** Begin **

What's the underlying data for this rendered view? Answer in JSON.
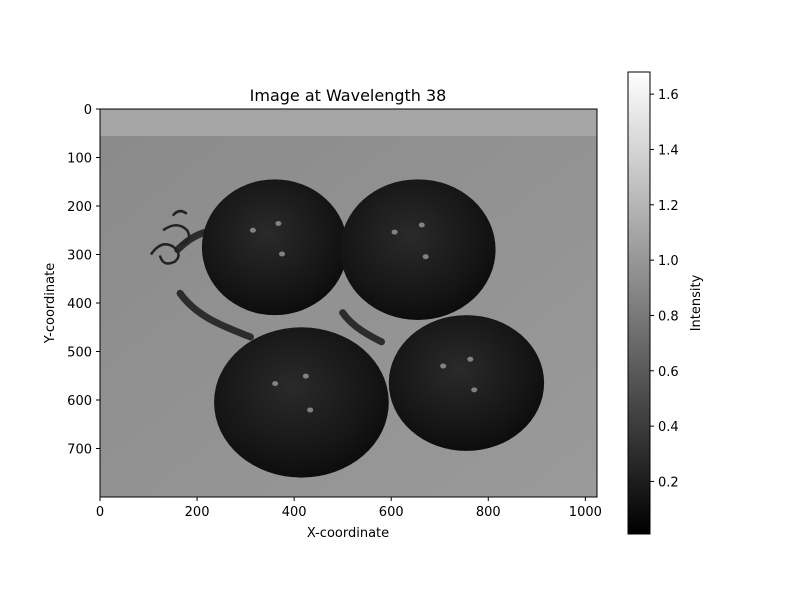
{
  "chart_data": {
    "type": "heatmap",
    "title": "Image at Wavelength 38",
    "xlabel": "X-coordinate",
    "ylabel": "Y-coordinate",
    "xlim": [
      0,
      1024
    ],
    "ylim": [
      800,
      0
    ],
    "x_ticks": [
      0,
      200,
      400,
      600,
      800,
      1000
    ],
    "y_ticks": [
      0,
      100,
      200,
      300,
      400,
      500,
      600,
      700
    ],
    "colormap": "gray",
    "colorbar": {
      "label": "Intensity",
      "range": [
        0.01,
        1.68
      ],
      "ticks": [
        0.2,
        0.4,
        0.6,
        0.8,
        1.0,
        1.2,
        1.4,
        1.6
      ]
    },
    "image": {
      "description_values": {
        "background_intensity": 0.55,
        "top_band_intensity": 0.7,
        "object_intensity": 0.12,
        "highlight_intensity": 0.9
      },
      "objects": [
        {
          "cx": 360,
          "cy": 285,
          "rx": 150,
          "ry": 140
        },
        {
          "cx": 655,
          "cy": 290,
          "rx": 160,
          "ry": 145
        },
        {
          "cx": 415,
          "cy": 605,
          "rx": 180,
          "ry": 155
        },
        {
          "cx": 755,
          "cy": 565,
          "rx": 160,
          "ry": 140
        }
      ]
    }
  }
}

** End **

## Set problem
Copy all lines from the material that hold "coordinate".

## Exercise response
    "xlabel": "X-coordinate",
    "ylabel": "Y-coordinate",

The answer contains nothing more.